begin

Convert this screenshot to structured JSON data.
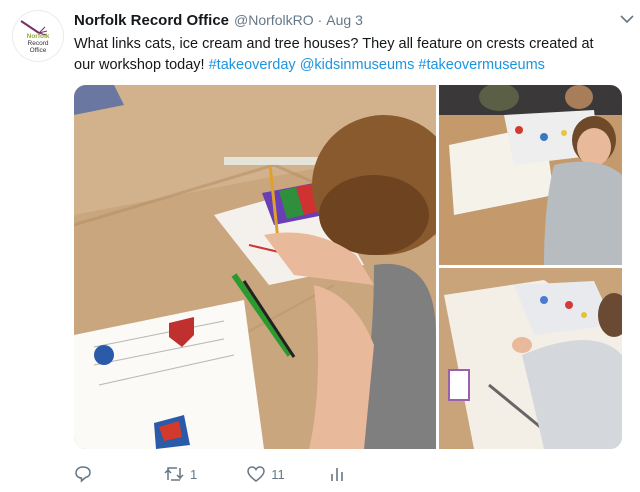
{
  "tweet": {
    "avatar": {
      "org_line1": "Norfolk",
      "org_line2": "Record",
      "org_line3": "Office"
    },
    "display_name": "Norfolk Record Office",
    "handle": "@NorfolkRO",
    "separator": "·",
    "date": "Aug 3",
    "text_plain": "What links cats, ice cream and tree houses? They all feature on crests created at our workshop today!",
    "hashtag1": "#takeoverday",
    "mention": "@kidsinmuseums",
    "hashtag2": "#takeovermuseums",
    "media": {
      "description": "Children drawing crests at a table covered in brown paper"
    },
    "actions": {
      "reply_count": "",
      "retweet_count": "1",
      "like_count": "11"
    }
  },
  "colors": {
    "link": "#1b95e0",
    "secondary_text": "#657786",
    "brand_green": "#8bb13a"
  }
}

end

• **Task goal**: Take every line from the records above that has the word "Office" and copy it.

• **Full solution**:
      "org_line3": "Office"
    "display_name": "Norfolk Record Office",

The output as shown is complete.